### Written problem:
In your copy, include every line of the listing below exactly but none of the pictures.

### Exercise input:
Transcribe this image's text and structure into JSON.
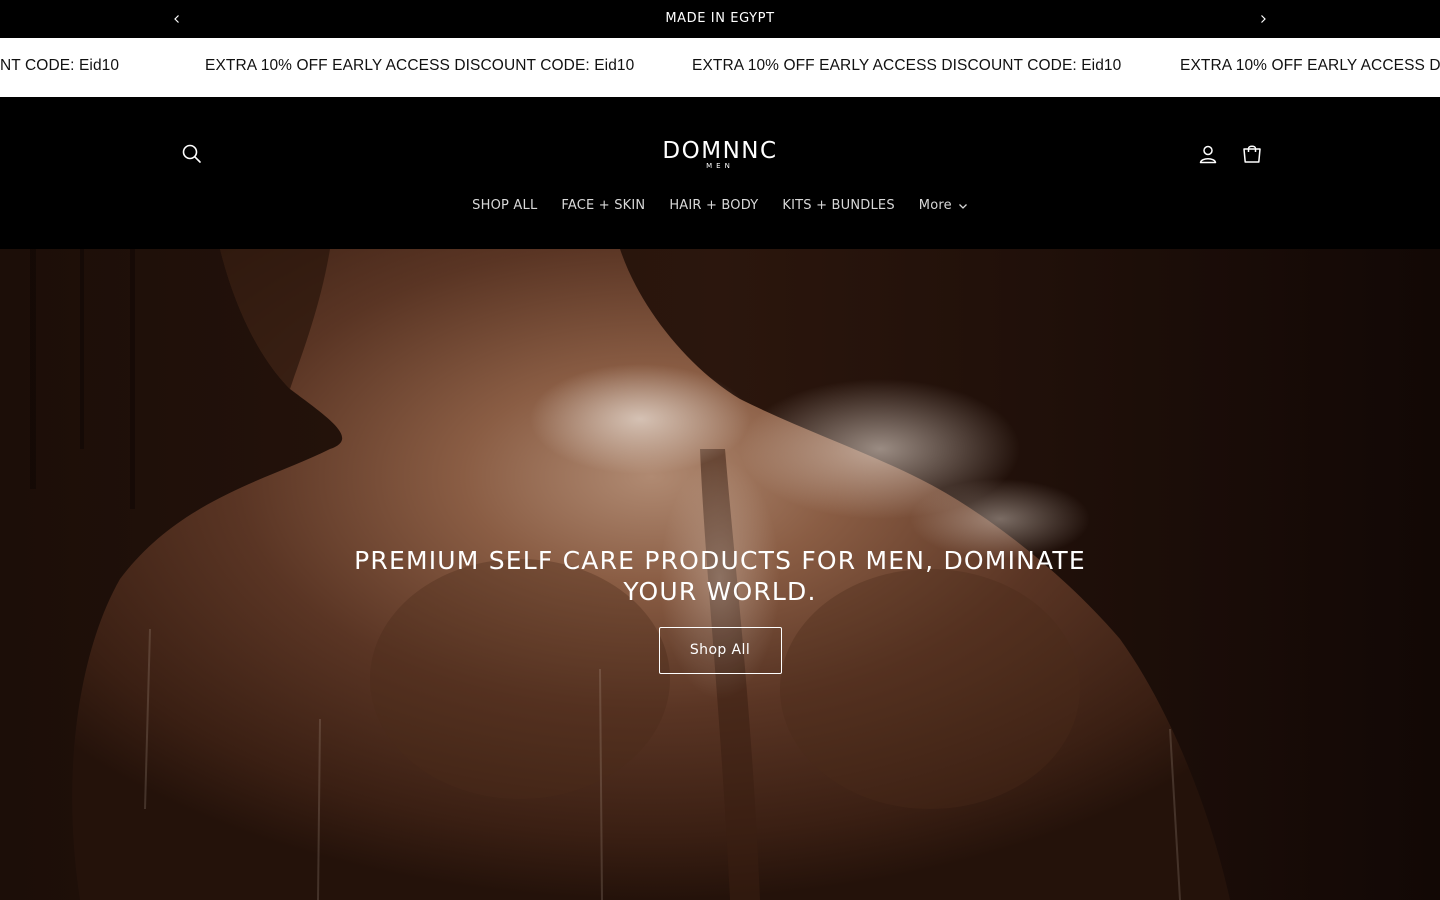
{
  "announcement": {
    "text": "MADE IN EGYPT",
    "prev_icon": "chevron-left-icon",
    "next_icon": "chevron-right-icon"
  },
  "marquee": {
    "items": [
      "NT CODE: Eid10",
      "EXTRA 10% OFF EARLY ACCESS DISCOUNT CODE: Eid10",
      "EXTRA 10% OFF EARLY ACCESS DISCOUNT CODE: Eid10",
      "EXTRA 10% OFF EARLY ACCESS DISCO"
    ]
  },
  "header": {
    "logo_main": "DOMNNC",
    "logo_sub": "MEN",
    "search_icon": "search-icon",
    "account_icon": "user-icon",
    "cart_icon": "cart-icon"
  },
  "nav": {
    "items": [
      {
        "label": "SHOP ALL"
      },
      {
        "label": "FACE + SKIN"
      },
      {
        "label": "HAIR + BODY"
      },
      {
        "label": "KITS + BUNDLES"
      },
      {
        "label": "More",
        "icon": "chevron-down-icon"
      }
    ]
  },
  "hero": {
    "title": "PREMIUM SELF CARE PRODUCTS FOR MEN, DOMINATE YOUR WORLD.",
    "button_label": "Shop All"
  },
  "colors": {
    "background": "#000000",
    "marquee_bg": "#ffffff",
    "text": "#ffffff",
    "hero_tone": "#6a4330"
  }
}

### Task answer:
Transcribe this image's text and structure into JSON.
{
  "announcement": {
    "text": "MADE IN EGYPT",
    "prev_icon": "chevron-left-icon",
    "next_icon": "chevron-right-icon"
  },
  "marquee": {
    "items": [
      "NT CODE: Eid10",
      "EXTRA 10% OFF EARLY ACCESS DISCOUNT CODE: Eid10",
      "EXTRA 10% OFF EARLY ACCESS DISCOUNT CODE: Eid10",
      "EXTRA 10% OFF EARLY ACCESS DISCO"
    ]
  },
  "header": {
    "logo_main": "DOMNNC",
    "logo_sub": "MEN",
    "search_icon": "search-icon",
    "account_icon": "user-icon",
    "cart_icon": "cart-icon"
  },
  "nav": {
    "items": [
      {
        "label": "SHOP ALL"
      },
      {
        "label": "FACE + SKIN"
      },
      {
        "label": "HAIR + BODY"
      },
      {
        "label": "KITS + BUNDLES"
      },
      {
        "label": "More",
        "icon": "chevron-down-icon"
      }
    ]
  },
  "hero": {
    "title": "PREMIUM SELF CARE PRODUCTS FOR MEN, DOMINATE YOUR WORLD.",
    "button_label": "Shop All"
  },
  "colors": {
    "background": "#000000",
    "marquee_bg": "#ffffff",
    "text": "#ffffff",
    "hero_tone": "#6a4330"
  }
}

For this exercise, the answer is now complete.